What is required
Copy every entry word for word, but skip the pictures.

Lines of data
<<<<
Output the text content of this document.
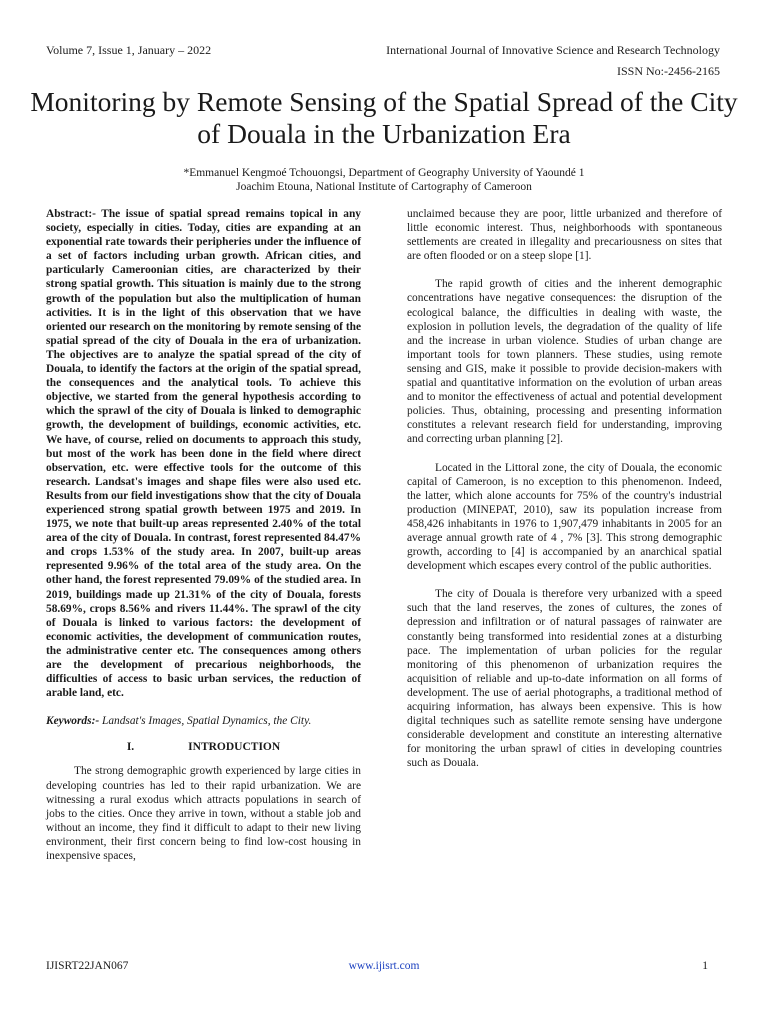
Volume 7, Issue 1, January – 2022	International Journal of Innovative Science and Research Technology
ISSN No:-2456-2165
Monitoring by Remote Sensing of the Spatial Spread of the City of Douala in the Urbanization Era
*Emmanuel Kengmoé Tchouongsi, Department of Geography University of Yaoundé 1
Joachim Etouna, National Institute of Cartography of Cameroon

Abstract:- The issue of spatial spread remains topical in any society, especially in cities. Today, cities are expanding at an exponential rate towards their peripheries under the influence of a set of factors including urban growth. African cities, and particularly Cameroonian cities, are characterized by their strong spatial growth. This situation is mainly due to the strong growth of the population but also the multiplication of human activities. It is in the light of this observation that we have oriented our research on the monitoring by remote sensing of the spatial spread of the city of Douala in the era of urbanization. The objectives are to analyze the spatial spread of the city of Douala, to identify the factors at the origin of the spatial spread, the consequences and the analytical tools. To achieve this objective, we started from the general hypothesis according to which the sprawl of the city of Douala is linked to demographic growth, the development of buildings, economic activities, etc. We have, of course, relied on documents to approach this study, but most of the work has been done in the field where direct observation, etc. were effective tools for the outcome of this research. Landsat's images and shape files were also used etc. Results from our field investigations show that the city of Douala experienced strong spatial growth between 1975 and 2019. In 1975, we note that built-up areas represented 2.40% of the total area of the city of Douala. In contrast, forest represented 84.47% and crops 1.53% of the study area. In 2007, built-up areas represented 9.96% of the total area of the study area. On the other hand, the forest represented 79.09% of the studied area. In 2019, buildings made up 21.31% of the city of Douala, forests 58.69%, crops 8.56% and rivers 11.44%. The sprawl of the city of Douala is linked to various factors: the development of economic activities, the development of communication routes, the administrative center etc. The consequences among others are the development of precarious neighborhoods, the difficulties of access to basic urban services, the reduction of arable land, etc.

Keywords:- Landsat's Images, Spatial Dynamics, the City.

I.	INTRODUCTION

The strong demographic growth experienced by large cities in developing countries has led to their rapid urbanization. We are witnessing a rural exodus which attracts populations in search of jobs to the cities. Once they arrive in town, without a stable job and without an income, they find it difficult to adapt to their new living environment, their first concern being to find low-cost housing in inexpensive spaces,

unclaimed because they are poor, little urbanized and therefore of little economic interest. Thus, neighborhoods with spontaneous settlements are created in illegality and precariousness on sites that are often flooded or on a steep slope [1].

The rapid growth of cities and the inherent demographic concentrations have negative consequences: the disruption of the ecological balance, the difficulties in dealing with waste, the explosion in pollution levels, the degradation of the quality of life and the increase in urban violence. Studies of urban change are important tools for town planners. These studies, using remote sensing and GIS, make it possible to provide decision-makers with spatial and quantitative information on the evolution of urban areas and to monitor the effectiveness of actual and potential development policies. Thus, obtaining, processing and presenting information constitutes a relevant research field for understanding, improving and correcting urban planning [2].

Located in the Littoral zone, the city of Douala, the economic capital of Cameroon, is no exception to this phenomenon. Indeed, the latter, which alone accounts for 75% of the country's industrial production (MINEPAT, 2010), saw its population increase from 458,426 inhabitants in 1976 to 1,907,479 inhabitants in 2005 for an average annual growth rate of 4 , 7% [3]. This strong demographic growth, according to [4] is accompanied by an anarchical spatial development which escapes every control of the public authorities.

The city of Douala is therefore very urbanized with a speed such that the land reserves, the zones of cultures, the zones of depression and infiltration or of natural passages of rainwater are constantly being transformed into residential zones at a disturbing pace. The implementation of urban policies for the regular monitoring of this phenomenon of urbanization requires the acquisition of reliable and up-to-date information on all forms of development. The use of aerial photographs, a traditional method of acquiring information, has always been expensive. This is how digital techniques such as satellite remote sensing have undergone considerable development and constitute an interesting alternative for monitoring the urban sprawl of cities in developing countries such as Douala.

IJISRT22JAN067	www.ijisrt.com	1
>>>>
Solved problem
Output the text content of this document.
Volume 7, Issue 1, January – 2022	International Journal of Innovative Science and Research Technology
ISSN No:-2456-2165
Monitoring by Remote Sensing of the Spatial Spread of the City of Douala in the Urbanization Era
*Emmanuel Kengmoé Tchouongsi, Department of Geography University of Yaoundé 1
Joachim Etouna, National Institute of Cartography of Cameroon

Abstract:- The issue of spatial spread remains topical in any society, especially in cities. Today, cities are expanding at an exponential rate towards their peripheries under the influence of a set of factors including urban growth. African cities, and particularly Cameroonian cities, are characterized by their strong spatial growth. This situation is mainly due to the strong growth of the population but also the multiplication of human activities. It is in the light of this observation that we have oriented our research on the monitoring by remote sensing of the spatial spread of the city of Douala in the era of urbanization. The objectives are to analyze the spatial spread of the city of Douala, to identify the factors at the origin of the spatial spread, the consequences and the analytical tools. To achieve this objective, we started from the general hypothesis according to which the sprawl of the city of Douala is linked to demographic growth, the development of buildings, economic activities, etc. We have, of course, relied on documents to approach this study, but most of the work has been done in the field where direct observation, etc. were effective tools for the outcome of this research. Landsat's images and shape files were also used etc. Results from our field investigations show that the city of Douala experienced strong spatial growth between 1975 and 2019. In 1975, we note that built-up areas represented 2.40% of the total area of the city of Douala. In contrast, forest represented 84.47% and crops 1.53% of the study area. In 2007, built-up areas represented 9.96% of the total area of the study area. On the other hand, the forest represented 79.09% of the studied area. In 2019, buildings made up 21.31% of the city of Douala, forests 58.69%, crops 8.56% and rivers 11.44%. The sprawl of the city of Douala is linked to various factors: the development of economic activities, the development of communication routes, the administrative center etc. The consequences among others are the development of precarious neighborhoods, the difficulties of access to basic urban services, the reduction of arable land, etc.

Keywords:- Landsat's Images, Spatial Dynamics, the City.

I.	INTRODUCTION

The strong demographic growth experienced by large cities in developing countries has led to their rapid urbanization. We are witnessing a rural exodus which attracts populations in search of jobs to the cities. Once they arrive in town, without a stable job and without an income, they find it difficult to adapt to their new living environment, their first concern being to find low-cost housing in inexpensive spaces,

unclaimed because they are poor, little urbanized and therefore of little economic interest. Thus, neighborhoods with spontaneous settlements are created in illegality and precariousness on sites that are often flooded or on a steep slope [1].

The rapid growth of cities and the inherent demographic concentrations have negative consequences: the disruption of the ecological balance, the difficulties in dealing with waste, the explosion in pollution levels, the degradation of the quality of life and the increase in urban violence. Studies of urban change are important tools for town planners. These studies, using remote sensing and GIS, make it possible to provide decision-makers with spatial and quantitative information on the evolution of urban areas and to monitor the effectiveness of actual and potential development policies. Thus, obtaining, processing and presenting information constitutes a relevant research field for understanding, improving and correcting urban planning [2].

Located in the Littoral zone, the city of Douala, the economic capital of Cameroon, is no exception to this phenomenon. Indeed, the latter, which alone accounts for 75% of the country's industrial production (MINEPAT, 2010), saw its population increase from 458,426 inhabitants in 1976 to 1,907,479 inhabitants in 2005 for an average annual growth rate of 4 , 7% [3]. This strong demographic growth, according to [4] is accompanied by an anarchical spatial development which escapes every control of the public authorities.

The city of Douala is therefore very urbanized with a speed such that the land reserves, the zones of cultures, the zones of depression and infiltration or of natural passages of rainwater are constantly being transformed into residential zones at a disturbing pace. The implementation of urban policies for the regular monitoring of this phenomenon of urbanization requires the acquisition of reliable and up-to-date information on all forms of development. The use of aerial photographs, a traditional method of acquiring information, has always been expensive. This is how digital techniques such as satellite remote sensing have undergone considerable development and constitute an interesting alternative for monitoring the urban sprawl of cities in developing countries such as Douala.

IJISRT22JAN067	www.ijisrt.com	1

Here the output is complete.